▶ [Work to complete]
A. Set down, word for word, the part of the passage on fundraising rules starting with "House-to-house collections must" and going on through "1947 and 1963.".
B. According to the passage on fundraising rules, who may grant an exemption from the license requirement for a house-to-house collection covering a wide area?

Statutory provisions controlling fundraising

Street collections

Raising money or selling goods for charity in streets or public places usually requires a permit or license from appropriate local authority

House-to-house collections

House-to-house collections must have a license or an exemption. Exemptions from the need to obtain a license may be granted by:

  • The Home Secretary - for a collection over a wide area (the whole of England and Wales or a substantial part of it); or
  • The local Police - for a local collection to be completed within a short period.

The term collection includes visits from house-to-house, and also visits to public houses, offices and factories to appeal for money, other property (for example clothes) or to sell things on the basis that part of the proceeds will go to a charity. At present these collections are regulated by the House-to-House Collections Act 1939, and the House-to-House Collections Regulations 1947 and 1963.

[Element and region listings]
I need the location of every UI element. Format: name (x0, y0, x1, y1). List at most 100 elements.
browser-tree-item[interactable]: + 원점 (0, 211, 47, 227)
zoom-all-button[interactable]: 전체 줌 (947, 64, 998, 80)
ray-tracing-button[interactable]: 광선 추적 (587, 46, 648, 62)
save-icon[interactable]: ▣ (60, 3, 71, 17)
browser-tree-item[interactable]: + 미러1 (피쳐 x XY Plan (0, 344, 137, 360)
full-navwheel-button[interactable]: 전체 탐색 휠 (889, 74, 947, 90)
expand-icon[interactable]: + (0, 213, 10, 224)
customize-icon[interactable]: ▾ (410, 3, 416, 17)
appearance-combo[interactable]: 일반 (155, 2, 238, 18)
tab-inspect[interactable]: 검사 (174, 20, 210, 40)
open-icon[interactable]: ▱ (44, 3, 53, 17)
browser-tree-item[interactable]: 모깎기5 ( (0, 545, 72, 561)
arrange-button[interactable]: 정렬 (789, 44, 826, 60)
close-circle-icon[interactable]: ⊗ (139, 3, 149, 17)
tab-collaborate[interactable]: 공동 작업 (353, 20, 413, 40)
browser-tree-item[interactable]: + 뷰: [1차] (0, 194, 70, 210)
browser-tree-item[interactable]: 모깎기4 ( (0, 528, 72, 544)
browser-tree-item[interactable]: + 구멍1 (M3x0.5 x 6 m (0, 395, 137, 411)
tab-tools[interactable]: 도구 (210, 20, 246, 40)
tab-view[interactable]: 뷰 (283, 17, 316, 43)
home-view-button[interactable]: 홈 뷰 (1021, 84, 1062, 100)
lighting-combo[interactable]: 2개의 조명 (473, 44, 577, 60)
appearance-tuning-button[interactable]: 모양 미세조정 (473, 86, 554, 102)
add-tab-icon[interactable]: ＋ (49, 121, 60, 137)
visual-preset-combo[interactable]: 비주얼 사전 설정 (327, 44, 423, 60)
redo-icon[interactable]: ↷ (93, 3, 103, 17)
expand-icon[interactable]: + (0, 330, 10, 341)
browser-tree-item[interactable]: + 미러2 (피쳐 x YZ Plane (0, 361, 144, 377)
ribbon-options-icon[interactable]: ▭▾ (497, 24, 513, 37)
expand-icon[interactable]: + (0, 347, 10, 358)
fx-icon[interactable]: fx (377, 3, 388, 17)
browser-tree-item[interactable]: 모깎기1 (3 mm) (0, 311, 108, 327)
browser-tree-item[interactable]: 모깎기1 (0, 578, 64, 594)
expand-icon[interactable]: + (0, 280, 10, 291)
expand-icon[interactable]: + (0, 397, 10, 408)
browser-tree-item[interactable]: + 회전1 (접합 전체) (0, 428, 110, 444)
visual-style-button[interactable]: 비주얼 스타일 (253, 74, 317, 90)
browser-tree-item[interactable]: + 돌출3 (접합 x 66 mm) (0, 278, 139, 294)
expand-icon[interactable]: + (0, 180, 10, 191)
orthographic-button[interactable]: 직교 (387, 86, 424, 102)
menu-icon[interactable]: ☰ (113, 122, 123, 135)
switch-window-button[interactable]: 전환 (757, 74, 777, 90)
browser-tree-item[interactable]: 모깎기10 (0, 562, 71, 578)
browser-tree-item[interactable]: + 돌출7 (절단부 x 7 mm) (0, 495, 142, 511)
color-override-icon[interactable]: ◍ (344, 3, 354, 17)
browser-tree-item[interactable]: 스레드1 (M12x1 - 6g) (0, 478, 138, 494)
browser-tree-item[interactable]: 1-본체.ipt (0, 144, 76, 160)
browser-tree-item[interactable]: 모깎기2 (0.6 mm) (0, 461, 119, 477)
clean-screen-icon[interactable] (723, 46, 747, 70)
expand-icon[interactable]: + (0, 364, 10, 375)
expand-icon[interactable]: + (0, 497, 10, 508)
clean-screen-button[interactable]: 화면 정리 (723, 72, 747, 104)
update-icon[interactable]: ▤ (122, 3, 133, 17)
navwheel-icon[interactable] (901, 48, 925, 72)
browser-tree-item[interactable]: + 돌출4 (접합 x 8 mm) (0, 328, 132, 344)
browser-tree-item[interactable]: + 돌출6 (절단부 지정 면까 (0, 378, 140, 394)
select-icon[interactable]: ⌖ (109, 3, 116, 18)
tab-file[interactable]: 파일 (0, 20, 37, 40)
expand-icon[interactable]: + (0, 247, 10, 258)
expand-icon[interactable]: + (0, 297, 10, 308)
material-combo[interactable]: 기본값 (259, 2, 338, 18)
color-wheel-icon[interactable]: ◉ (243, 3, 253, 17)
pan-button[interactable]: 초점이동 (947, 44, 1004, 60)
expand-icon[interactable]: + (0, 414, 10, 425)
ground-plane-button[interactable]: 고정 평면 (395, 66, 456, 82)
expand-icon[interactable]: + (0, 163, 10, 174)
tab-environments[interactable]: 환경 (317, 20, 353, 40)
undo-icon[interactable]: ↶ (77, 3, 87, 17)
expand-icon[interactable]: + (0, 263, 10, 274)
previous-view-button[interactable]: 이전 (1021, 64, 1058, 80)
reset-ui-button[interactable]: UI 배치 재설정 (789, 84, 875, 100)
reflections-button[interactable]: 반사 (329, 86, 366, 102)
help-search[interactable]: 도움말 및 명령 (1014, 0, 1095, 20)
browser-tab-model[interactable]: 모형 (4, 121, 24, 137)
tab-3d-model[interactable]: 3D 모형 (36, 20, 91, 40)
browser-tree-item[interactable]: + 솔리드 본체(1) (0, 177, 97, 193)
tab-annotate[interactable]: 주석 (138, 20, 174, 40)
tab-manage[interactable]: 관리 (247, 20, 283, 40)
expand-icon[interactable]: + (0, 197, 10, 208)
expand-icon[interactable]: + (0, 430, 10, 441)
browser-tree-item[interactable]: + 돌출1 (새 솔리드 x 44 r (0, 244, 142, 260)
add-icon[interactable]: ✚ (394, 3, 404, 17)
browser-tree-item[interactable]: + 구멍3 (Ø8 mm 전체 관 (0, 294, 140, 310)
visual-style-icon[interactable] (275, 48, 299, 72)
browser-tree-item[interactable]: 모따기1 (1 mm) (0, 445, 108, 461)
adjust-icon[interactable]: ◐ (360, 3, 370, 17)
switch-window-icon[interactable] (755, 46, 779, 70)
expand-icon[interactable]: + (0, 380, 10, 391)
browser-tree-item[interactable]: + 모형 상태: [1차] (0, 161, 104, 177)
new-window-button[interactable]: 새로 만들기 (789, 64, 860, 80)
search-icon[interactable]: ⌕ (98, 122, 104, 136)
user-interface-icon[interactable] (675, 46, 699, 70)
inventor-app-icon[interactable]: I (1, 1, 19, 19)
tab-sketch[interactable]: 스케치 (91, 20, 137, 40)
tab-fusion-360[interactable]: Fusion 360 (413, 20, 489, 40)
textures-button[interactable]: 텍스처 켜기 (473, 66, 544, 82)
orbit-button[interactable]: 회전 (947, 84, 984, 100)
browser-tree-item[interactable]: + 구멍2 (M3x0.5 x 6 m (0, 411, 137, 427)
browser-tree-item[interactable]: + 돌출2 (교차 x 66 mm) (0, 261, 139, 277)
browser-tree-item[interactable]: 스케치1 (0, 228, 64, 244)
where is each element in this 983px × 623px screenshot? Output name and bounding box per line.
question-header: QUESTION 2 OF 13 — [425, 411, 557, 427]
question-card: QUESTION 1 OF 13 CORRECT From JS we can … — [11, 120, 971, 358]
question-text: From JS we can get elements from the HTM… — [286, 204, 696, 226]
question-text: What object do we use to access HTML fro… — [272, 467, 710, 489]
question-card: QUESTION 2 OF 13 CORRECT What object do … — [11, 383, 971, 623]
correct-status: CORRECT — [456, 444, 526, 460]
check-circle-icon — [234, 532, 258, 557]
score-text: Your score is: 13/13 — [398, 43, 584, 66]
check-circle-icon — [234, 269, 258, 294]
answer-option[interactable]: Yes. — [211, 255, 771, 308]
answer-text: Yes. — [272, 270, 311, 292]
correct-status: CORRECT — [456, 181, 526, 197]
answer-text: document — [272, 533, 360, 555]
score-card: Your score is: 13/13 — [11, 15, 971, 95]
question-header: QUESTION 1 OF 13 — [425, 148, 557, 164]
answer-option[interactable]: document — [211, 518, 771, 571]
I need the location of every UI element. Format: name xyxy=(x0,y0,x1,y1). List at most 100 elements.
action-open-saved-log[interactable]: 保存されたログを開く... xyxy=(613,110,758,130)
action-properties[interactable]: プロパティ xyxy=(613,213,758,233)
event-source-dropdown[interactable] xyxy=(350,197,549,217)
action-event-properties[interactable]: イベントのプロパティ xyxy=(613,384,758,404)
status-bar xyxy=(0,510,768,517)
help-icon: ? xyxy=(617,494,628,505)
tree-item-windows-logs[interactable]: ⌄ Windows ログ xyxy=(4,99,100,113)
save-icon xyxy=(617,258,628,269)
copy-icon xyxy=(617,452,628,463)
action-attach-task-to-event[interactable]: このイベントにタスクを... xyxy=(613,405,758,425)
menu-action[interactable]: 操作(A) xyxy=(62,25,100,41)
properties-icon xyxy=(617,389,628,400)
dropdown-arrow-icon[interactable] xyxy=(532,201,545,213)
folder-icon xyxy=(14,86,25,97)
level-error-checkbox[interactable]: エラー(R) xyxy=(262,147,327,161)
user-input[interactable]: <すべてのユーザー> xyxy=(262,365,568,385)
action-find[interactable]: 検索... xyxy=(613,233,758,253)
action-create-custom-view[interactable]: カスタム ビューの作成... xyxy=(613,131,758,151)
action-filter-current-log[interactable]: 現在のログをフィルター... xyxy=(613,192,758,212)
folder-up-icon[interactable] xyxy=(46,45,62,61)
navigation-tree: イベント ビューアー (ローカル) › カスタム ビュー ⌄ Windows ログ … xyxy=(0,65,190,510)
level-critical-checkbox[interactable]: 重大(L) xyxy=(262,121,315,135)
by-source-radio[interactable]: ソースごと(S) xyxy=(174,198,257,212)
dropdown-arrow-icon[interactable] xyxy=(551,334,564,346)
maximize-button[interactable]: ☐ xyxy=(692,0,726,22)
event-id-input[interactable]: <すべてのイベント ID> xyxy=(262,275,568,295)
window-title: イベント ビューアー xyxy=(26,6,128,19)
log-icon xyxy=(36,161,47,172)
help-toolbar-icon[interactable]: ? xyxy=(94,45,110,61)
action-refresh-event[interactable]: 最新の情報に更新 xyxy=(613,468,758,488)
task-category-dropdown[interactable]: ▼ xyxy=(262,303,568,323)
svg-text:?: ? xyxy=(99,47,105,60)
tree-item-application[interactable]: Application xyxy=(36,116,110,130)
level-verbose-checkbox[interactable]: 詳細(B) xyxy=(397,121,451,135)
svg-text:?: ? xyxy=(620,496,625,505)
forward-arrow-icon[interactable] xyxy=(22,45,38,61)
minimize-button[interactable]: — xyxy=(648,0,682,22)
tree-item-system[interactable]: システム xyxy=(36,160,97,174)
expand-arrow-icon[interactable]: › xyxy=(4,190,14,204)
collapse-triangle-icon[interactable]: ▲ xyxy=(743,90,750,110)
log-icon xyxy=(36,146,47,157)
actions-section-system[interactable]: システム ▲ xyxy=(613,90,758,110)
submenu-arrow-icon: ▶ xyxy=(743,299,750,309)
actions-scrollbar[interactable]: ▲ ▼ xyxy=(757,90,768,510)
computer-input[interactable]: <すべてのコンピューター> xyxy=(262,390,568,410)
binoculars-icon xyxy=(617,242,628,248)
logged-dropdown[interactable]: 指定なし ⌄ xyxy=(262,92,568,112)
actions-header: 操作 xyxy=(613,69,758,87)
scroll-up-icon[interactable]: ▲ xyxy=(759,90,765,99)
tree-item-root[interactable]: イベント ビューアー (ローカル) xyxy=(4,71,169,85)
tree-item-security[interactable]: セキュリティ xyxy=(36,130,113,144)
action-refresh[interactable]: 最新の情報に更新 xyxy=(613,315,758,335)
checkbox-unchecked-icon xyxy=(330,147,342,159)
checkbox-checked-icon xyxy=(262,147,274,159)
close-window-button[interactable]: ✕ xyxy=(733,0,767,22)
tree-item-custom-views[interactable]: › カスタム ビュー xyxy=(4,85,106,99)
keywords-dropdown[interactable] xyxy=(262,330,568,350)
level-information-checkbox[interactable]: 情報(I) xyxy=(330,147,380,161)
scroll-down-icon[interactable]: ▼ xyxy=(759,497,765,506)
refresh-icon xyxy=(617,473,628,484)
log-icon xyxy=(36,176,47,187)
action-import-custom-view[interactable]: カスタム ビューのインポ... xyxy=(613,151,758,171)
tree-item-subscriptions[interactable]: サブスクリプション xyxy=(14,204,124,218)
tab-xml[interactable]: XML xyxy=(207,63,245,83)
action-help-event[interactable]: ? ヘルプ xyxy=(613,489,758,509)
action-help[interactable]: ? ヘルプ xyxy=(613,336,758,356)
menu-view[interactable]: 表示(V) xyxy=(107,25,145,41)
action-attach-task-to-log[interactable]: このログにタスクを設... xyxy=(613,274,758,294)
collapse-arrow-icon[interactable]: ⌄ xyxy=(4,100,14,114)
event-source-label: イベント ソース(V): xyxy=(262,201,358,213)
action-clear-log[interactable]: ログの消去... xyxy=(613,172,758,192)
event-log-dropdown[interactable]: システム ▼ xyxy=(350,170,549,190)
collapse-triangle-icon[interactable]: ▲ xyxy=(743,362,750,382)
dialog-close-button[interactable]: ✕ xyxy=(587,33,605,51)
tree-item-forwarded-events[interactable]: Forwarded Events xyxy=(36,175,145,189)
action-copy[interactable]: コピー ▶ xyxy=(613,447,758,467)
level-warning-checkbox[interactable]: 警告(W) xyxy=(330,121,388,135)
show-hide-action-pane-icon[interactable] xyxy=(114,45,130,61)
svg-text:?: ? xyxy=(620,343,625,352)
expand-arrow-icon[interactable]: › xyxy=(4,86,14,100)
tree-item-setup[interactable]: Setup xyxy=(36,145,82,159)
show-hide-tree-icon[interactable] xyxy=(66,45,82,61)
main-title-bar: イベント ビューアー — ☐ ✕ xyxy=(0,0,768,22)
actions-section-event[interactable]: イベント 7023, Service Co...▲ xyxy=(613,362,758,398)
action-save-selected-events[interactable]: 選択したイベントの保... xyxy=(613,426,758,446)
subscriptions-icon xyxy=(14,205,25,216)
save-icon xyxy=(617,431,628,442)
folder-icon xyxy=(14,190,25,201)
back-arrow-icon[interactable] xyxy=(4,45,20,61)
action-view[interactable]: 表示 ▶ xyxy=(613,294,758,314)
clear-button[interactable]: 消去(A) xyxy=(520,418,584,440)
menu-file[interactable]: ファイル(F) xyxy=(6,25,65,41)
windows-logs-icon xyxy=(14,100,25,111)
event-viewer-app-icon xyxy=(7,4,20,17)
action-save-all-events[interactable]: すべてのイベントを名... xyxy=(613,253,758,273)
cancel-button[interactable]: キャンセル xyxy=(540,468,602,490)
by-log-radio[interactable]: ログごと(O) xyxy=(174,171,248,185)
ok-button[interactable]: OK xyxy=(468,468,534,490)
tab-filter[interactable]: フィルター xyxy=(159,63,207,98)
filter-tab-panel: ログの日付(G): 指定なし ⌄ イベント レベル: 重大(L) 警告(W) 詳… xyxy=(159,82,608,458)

▶ [Expected answers]
A.
House-to-house collections must have a license or an exemption. Exemptions from the need to obtain a license may be granted by:

  • The Home Secretary - for a collection over a wide area (the whole of England and Wales or a substantial part of it); or
  • The local Police - for a local collection to be completed within a short period.

The term collection includes visits from house-to-house, and also visits to public houses, offices and factories to appeal for money, other property (for example clothes) or to sell things on the basis that part of the proceeds will go to a charity. At present these collections are regulated by the House-to-House Collections Act 1939, and the House-to-House Collections Regulations 1947 and 1963.

B. The Home Secretary.